Saved data entries
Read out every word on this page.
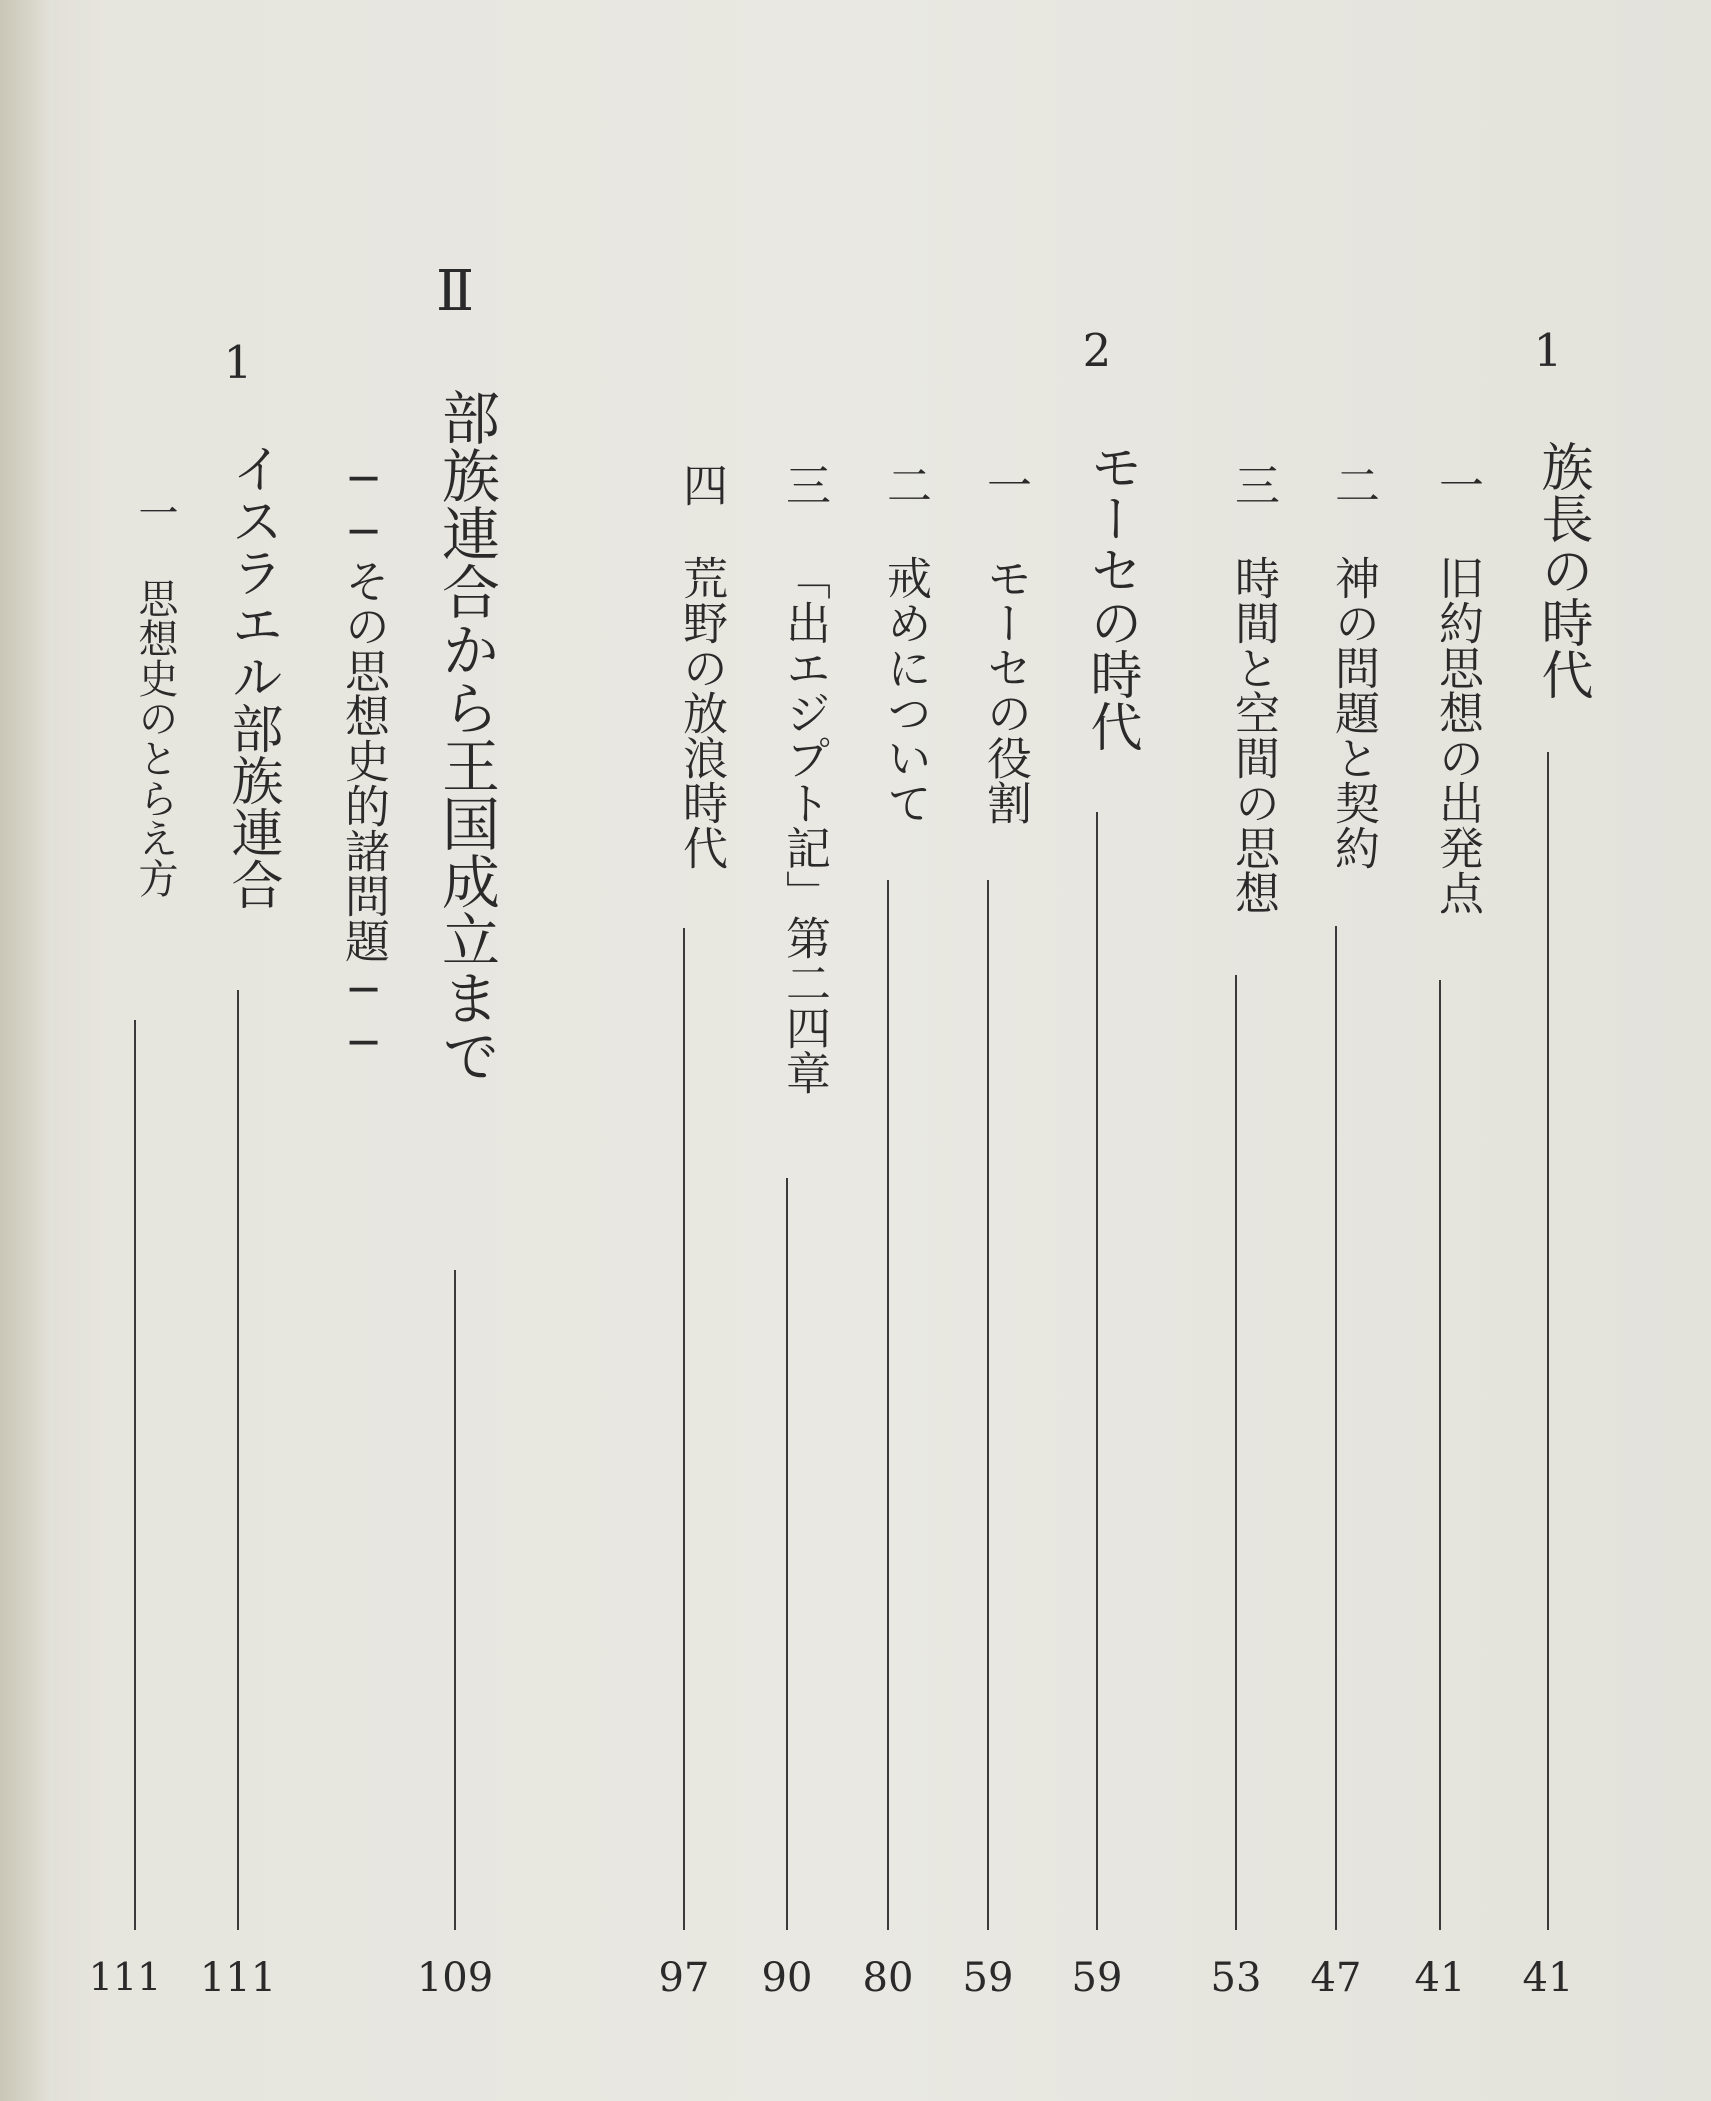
1
族長の時代
41
一
旧約思想の出発点
41
二
神の問題と契約
47
三
時間と空間の思想
53
2
モーセの時代
59
一
モーセの役割
59
二
戒めについて
80
三
「出エジプト記」第二四章
90
四
荒野の放浪時代
97
Ⅱ
部族連合から王国成立まで
109
──その思想史的諸問題──
1
イスラエル部族連合
111
一
思想史のとらえ方
111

## What you are asked to do
Repeat the material above verbatim, with no pictures in the output.

## Right answer
Read out every word on this page.
1
族長の時代
41
一
旧約思想の出発点
41
二
神の問題と契約
47
三
時間と空間の思想
53
2
モーセの時代
59
一
モーセの役割
59
二
戒めについて
80
三
「出エジプト記」第二四章
90
四
荒野の放浪時代
97
Ⅱ
部族連合から王国成立まで
109
──その思想史的諸問題──
1
イスラエル部族連合
111
一
思想史のとらえ方
111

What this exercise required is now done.